* Start INFORMATION PROVIDED *

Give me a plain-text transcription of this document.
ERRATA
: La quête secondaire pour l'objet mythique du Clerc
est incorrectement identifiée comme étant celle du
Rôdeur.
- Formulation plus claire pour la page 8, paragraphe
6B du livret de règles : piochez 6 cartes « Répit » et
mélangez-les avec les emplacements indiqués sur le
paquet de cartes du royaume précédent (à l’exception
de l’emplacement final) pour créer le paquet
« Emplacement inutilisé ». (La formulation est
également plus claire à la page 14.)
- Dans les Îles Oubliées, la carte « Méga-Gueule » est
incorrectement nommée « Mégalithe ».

* End INFORMATION PROVIDED *

How many lines in the data contain the string "pour"? Respond with the number only.

3